GIVEN INSTRUCTION: Look over the lines below. Report each one that includes the string "Starpilot".

(Part of a data file)
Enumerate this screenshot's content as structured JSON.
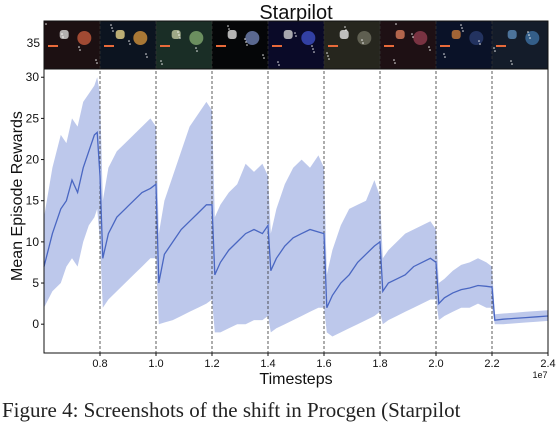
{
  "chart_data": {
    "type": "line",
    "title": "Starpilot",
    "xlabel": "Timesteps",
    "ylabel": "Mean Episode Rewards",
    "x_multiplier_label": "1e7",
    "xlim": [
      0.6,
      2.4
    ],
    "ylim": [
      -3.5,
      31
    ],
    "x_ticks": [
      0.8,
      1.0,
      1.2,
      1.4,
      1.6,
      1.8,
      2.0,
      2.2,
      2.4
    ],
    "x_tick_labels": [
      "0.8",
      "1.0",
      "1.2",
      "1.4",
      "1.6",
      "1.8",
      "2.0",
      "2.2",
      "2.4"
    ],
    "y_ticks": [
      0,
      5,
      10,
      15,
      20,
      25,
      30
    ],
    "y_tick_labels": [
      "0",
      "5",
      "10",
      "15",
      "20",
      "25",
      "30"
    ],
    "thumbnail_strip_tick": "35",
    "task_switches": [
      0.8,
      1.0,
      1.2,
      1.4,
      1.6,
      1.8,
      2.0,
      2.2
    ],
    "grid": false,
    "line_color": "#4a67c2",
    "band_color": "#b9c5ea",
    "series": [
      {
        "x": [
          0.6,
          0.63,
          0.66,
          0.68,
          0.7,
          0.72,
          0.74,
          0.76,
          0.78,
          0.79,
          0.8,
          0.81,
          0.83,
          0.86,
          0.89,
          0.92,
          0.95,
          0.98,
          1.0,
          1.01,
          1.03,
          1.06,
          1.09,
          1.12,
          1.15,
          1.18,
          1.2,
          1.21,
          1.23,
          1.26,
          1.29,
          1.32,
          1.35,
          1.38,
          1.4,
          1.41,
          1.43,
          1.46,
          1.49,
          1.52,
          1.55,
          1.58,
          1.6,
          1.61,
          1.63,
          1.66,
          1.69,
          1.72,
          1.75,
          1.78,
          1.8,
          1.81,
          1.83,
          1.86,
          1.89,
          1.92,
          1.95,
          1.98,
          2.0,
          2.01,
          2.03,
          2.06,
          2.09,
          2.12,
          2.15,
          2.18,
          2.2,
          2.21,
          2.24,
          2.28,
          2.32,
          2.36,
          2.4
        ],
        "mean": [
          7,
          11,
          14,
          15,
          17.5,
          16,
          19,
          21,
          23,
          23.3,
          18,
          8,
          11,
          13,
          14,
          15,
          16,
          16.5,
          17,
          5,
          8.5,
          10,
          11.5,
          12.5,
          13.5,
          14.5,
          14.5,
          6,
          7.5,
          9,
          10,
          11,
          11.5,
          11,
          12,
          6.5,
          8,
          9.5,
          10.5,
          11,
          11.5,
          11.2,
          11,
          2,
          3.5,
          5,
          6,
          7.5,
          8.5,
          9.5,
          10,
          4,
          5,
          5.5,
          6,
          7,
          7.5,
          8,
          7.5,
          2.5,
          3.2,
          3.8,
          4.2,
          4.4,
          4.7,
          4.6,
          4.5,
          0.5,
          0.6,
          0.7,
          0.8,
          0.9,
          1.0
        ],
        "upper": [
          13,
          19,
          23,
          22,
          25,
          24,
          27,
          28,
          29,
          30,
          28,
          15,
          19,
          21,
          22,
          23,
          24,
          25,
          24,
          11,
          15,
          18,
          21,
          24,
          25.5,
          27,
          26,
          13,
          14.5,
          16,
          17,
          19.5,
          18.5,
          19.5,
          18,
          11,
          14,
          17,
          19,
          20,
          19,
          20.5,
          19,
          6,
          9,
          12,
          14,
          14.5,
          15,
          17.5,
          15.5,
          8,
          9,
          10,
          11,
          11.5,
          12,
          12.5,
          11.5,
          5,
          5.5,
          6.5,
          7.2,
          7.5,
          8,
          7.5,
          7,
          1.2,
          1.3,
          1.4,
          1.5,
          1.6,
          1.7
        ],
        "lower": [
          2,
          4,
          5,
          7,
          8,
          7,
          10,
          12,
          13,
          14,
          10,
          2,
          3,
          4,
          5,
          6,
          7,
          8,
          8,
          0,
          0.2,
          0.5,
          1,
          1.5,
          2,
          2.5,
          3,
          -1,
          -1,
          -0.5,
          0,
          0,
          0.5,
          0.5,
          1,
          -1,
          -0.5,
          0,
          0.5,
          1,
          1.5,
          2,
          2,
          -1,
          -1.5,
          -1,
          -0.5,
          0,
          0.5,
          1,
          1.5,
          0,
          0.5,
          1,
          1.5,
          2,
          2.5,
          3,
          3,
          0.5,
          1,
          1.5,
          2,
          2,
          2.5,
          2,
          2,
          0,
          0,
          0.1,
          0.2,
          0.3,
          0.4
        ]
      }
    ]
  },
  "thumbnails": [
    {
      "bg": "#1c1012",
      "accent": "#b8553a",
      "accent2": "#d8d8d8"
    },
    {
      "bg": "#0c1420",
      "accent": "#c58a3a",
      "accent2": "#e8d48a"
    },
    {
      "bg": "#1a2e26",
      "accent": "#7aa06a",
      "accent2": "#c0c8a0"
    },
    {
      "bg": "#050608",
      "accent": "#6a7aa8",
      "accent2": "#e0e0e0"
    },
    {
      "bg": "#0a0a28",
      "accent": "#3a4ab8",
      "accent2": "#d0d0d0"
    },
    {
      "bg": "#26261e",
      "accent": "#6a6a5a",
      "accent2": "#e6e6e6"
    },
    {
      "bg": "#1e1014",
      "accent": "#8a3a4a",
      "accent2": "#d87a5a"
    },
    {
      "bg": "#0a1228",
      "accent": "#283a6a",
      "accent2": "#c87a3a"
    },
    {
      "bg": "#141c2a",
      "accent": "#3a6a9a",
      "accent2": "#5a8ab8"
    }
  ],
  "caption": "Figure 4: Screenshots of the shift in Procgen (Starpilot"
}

--

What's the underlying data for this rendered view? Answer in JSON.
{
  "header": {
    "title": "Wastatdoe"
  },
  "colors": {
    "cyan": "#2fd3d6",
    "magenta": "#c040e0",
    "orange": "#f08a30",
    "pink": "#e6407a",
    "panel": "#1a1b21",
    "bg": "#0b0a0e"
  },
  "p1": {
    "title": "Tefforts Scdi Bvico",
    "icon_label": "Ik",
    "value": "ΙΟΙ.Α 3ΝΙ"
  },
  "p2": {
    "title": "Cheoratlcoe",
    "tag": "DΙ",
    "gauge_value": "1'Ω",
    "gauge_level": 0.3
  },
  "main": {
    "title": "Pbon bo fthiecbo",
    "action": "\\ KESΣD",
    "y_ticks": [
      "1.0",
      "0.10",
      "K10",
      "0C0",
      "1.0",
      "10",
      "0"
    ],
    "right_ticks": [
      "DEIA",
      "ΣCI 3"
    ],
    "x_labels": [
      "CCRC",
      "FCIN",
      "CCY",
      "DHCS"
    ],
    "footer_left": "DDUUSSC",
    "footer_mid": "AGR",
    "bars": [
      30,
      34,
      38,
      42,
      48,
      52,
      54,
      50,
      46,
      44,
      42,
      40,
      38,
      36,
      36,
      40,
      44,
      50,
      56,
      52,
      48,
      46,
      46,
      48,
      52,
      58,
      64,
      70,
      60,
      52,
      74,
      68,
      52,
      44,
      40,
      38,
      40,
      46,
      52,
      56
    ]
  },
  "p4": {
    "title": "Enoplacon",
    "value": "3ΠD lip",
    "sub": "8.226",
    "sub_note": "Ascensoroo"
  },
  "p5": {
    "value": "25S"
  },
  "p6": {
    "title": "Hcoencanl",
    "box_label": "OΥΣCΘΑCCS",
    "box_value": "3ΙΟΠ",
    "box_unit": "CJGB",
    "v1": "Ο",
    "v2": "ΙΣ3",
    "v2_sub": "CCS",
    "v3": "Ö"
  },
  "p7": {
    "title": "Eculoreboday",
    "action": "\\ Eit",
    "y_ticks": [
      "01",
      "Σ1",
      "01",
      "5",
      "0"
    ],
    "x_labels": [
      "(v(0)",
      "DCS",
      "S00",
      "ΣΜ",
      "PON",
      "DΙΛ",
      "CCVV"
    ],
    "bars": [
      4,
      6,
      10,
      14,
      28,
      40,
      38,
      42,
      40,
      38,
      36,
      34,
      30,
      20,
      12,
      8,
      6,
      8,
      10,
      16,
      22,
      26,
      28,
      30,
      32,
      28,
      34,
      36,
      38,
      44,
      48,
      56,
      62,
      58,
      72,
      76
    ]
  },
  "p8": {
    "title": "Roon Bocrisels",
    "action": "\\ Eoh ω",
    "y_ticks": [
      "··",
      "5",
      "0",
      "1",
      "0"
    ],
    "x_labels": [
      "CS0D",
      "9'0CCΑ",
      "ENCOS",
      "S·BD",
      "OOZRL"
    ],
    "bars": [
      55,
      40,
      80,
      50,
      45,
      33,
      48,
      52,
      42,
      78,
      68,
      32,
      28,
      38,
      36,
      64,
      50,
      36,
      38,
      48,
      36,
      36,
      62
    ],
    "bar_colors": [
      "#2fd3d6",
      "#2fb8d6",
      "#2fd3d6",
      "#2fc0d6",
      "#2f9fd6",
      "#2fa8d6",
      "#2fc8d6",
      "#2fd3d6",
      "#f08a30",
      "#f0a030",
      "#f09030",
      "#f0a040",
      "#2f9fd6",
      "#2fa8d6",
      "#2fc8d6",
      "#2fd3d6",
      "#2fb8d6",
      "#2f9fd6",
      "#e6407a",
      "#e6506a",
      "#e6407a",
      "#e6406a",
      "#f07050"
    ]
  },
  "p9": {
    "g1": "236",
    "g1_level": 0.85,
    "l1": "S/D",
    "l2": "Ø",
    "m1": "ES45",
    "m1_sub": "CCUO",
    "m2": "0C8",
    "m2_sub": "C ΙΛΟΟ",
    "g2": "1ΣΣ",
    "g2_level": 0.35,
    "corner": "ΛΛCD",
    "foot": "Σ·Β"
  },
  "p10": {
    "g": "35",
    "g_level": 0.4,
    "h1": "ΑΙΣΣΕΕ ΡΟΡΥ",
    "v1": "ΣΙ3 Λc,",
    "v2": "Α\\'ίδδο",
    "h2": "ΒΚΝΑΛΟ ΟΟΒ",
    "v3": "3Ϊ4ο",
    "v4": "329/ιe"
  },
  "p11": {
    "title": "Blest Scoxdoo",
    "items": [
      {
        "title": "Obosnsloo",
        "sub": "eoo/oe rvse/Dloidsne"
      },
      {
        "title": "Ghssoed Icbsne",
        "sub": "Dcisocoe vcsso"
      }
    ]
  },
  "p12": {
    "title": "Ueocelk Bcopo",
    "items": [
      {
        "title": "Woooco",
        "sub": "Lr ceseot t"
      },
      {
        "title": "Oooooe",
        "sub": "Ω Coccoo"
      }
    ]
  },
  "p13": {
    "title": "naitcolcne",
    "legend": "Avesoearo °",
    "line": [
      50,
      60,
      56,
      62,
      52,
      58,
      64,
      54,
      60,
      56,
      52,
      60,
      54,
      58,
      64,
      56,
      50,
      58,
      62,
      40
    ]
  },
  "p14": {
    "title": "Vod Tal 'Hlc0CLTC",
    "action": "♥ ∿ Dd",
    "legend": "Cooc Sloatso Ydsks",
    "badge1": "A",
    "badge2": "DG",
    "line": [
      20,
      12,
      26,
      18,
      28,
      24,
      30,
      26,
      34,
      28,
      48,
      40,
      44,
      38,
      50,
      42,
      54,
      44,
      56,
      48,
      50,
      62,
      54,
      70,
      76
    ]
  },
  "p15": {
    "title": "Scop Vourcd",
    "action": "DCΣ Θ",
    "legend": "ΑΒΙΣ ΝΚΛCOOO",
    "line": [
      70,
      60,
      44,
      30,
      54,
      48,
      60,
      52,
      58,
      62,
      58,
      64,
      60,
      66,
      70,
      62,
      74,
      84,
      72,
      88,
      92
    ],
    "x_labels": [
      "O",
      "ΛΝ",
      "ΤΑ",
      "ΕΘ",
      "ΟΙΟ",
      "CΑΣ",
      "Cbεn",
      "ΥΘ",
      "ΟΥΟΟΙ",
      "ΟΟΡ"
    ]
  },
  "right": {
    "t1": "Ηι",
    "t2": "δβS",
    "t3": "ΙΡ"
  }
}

RESPONSE TO THE TASK:
    "title": "Starpilot",
  "caption": "Figure 4: Screenshots of the shift in Procgen (Starpilot"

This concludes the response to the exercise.